-- Begin MATERIAL SUPPLIED --

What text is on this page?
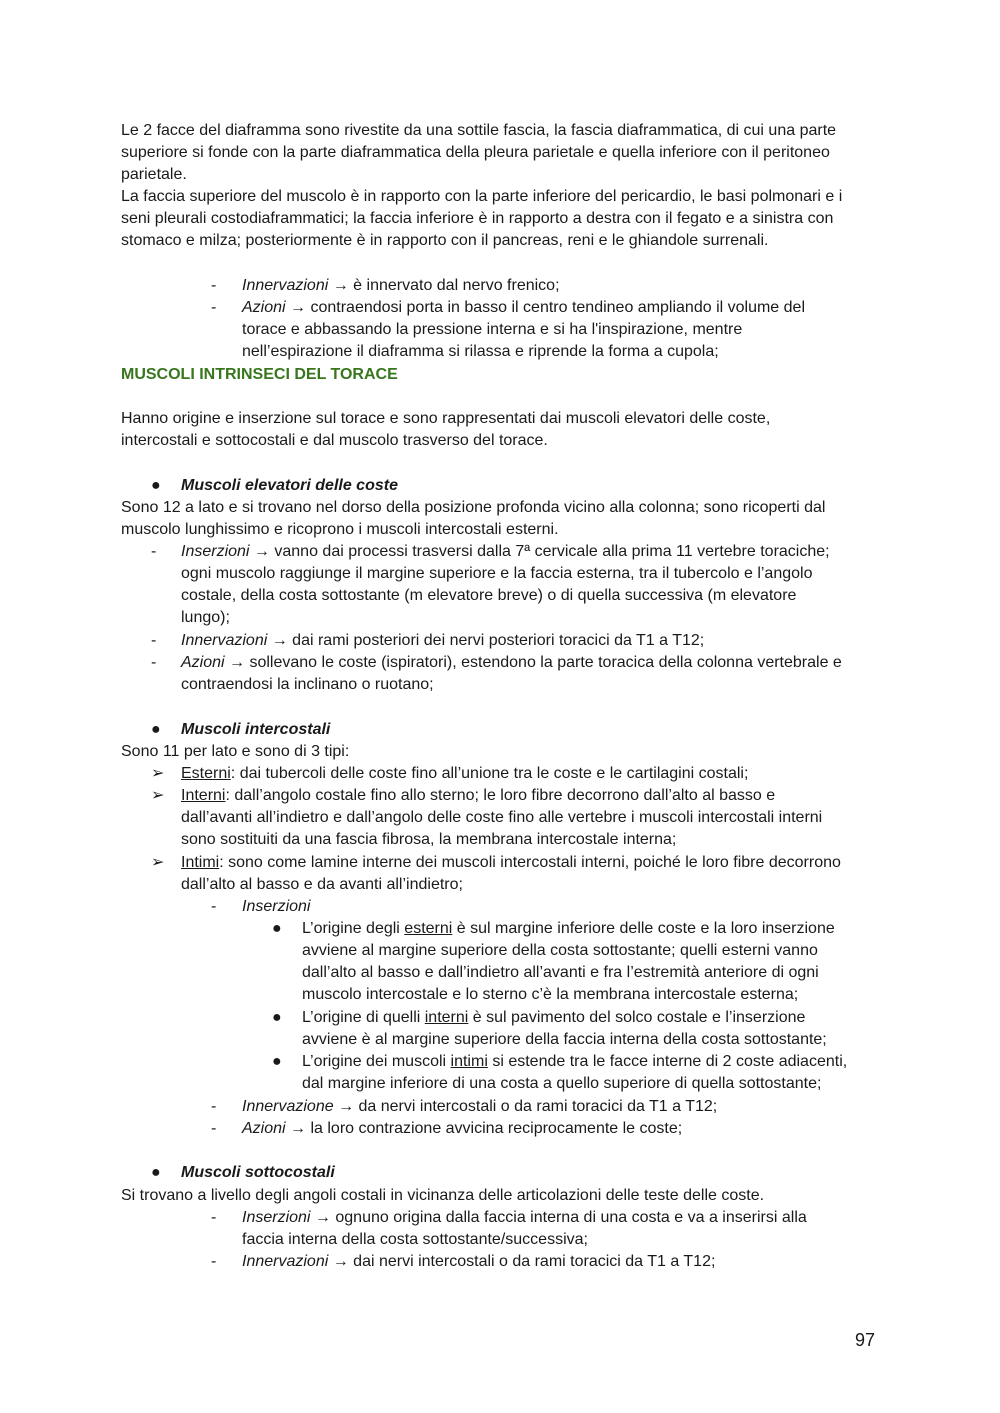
Le 2 facce del diaframma sono rivestite da una sottile fascia, la fascia diaframmatica, di cui una parte

superiore si fonde con la parte diaframmatica della pleura parietale e quella inferiore con il peritoneo

parietale.

La faccia superiore del muscolo è in rapporto con la parte inferiore del pericardio, le basi polmonari e i

seni pleurali costodiaframmatici; la faccia inferiore è in rapporto a destra con il fegato e a sinistra con

stomaco e milza; posteriormente è in rapporto con il pancreas, reni e le ghiandole surrenali.

- Innervazioni → è innervato dal nervo frenico;

- Azioni → contraendosi porta in basso il centro tendineo ampliando il volume del

torace e abbassando la pressione interna e si ha l'inspirazione, mentre

nell’espirazione il diaframma si rilassa e riprende la forma a cupola;

MUSCOLI INTRINSECI DEL TORACE

Hanno origine e inserzione sul torace e sono rappresentati dai muscoli elevatori delle coste,

intercostali e sottocostali e dal muscolo trasverso del torace.

● Muscoli elevatori delle coste

Sono 12 a lato e si trovano nel dorso della posizione profonda vicino alla colonna; sono ricoperti dal

muscolo lunghissimo e ricoprono i muscoli intercostali esterni.

- Inserzioni → vanno dai processi trasversi dalla 7ª cervicale alla prima 11 vertebre toraciche;

ogni muscolo raggiunge il margine superiore e la faccia esterna, tra il tubercolo e l’angolo

costale, della costa sottostante (m elevatore breve) o di quella successiva (m elevatore

lungo);

- Innervazioni → dai rami posteriori dei nervi posteriori toracici da T1 a T12;

- Azioni → sollevano le coste (ispiratori), estendono la parte toracica della colonna vertebrale e

contraendosi la inclinano o ruotano;

● Muscoli intercostali

Sono 11 per lato e sono di 3 tipi:

➢ Esterni: dai tubercoli delle coste fino all’unione tra le coste e le cartilagini costali;

➢ Interni: dall’angolo costale fino allo sterno; le loro fibre decorrono dall’alto al basso e

dall’avanti all’indietro e dall’angolo delle coste fino alle vertebre i muscoli intercostali interni

sono sostituiti da una fascia fibrosa, la membrana intercostale interna;

➢ Intimi: sono come lamine interne dei muscoli intercostali interni, poiché le loro fibre decorrono

dall’alto al basso e da avanti all’indietro;

- Inserzioni

● L’origine degli esterni è sul margine inferiore delle coste e la loro inserzione

avviene al margine superiore della costa sottostante; quelli esterni vanno

dall’alto al basso e dall’indietro all’avanti e fra l’estremità anteriore di ogni

muscolo intercostale e lo sterno c’è la membrana intercostale esterna;

● L’origine di quelli interni è sul pavimento del solco costale e l’inserzione

avviene è al margine superiore della faccia interna della costa sottostante;

● L’origine dei muscoli intimi si estende tra le facce interne di 2 coste adiacenti,

dal margine inferiore di una costa a quello superiore di quella sottostante;

- Innervazione → da nervi intercostali o da rami toracici da T1 a T12;

- Azioni → la loro contrazione avvicina reciprocamente le coste;

● Muscoli sottocostali

Si trovano a livello degli angoli costali in vicinanza delle articolazioni delle teste delle coste.

- Inserzioni → ognuno origina dalla faccia interna di una costa e va a inserirsi alla

faccia interna della costa sottostante/successiva;

- Innervazioni → dai nervi intercostali o da rami toracici da T1 a T12;

97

-- End MATERIAL SUPPLIED --

*GIVEN PROBLEM*
Gather each line holding the string "ogni".

*OUTPUT BELOW*
ogni muscolo raggiunge il margine superiore e la faccia esterna, tra il tubercolo e l’angolo
dall’alto al basso e dall’indietro all’avanti e fra l’estremità anteriore di ogni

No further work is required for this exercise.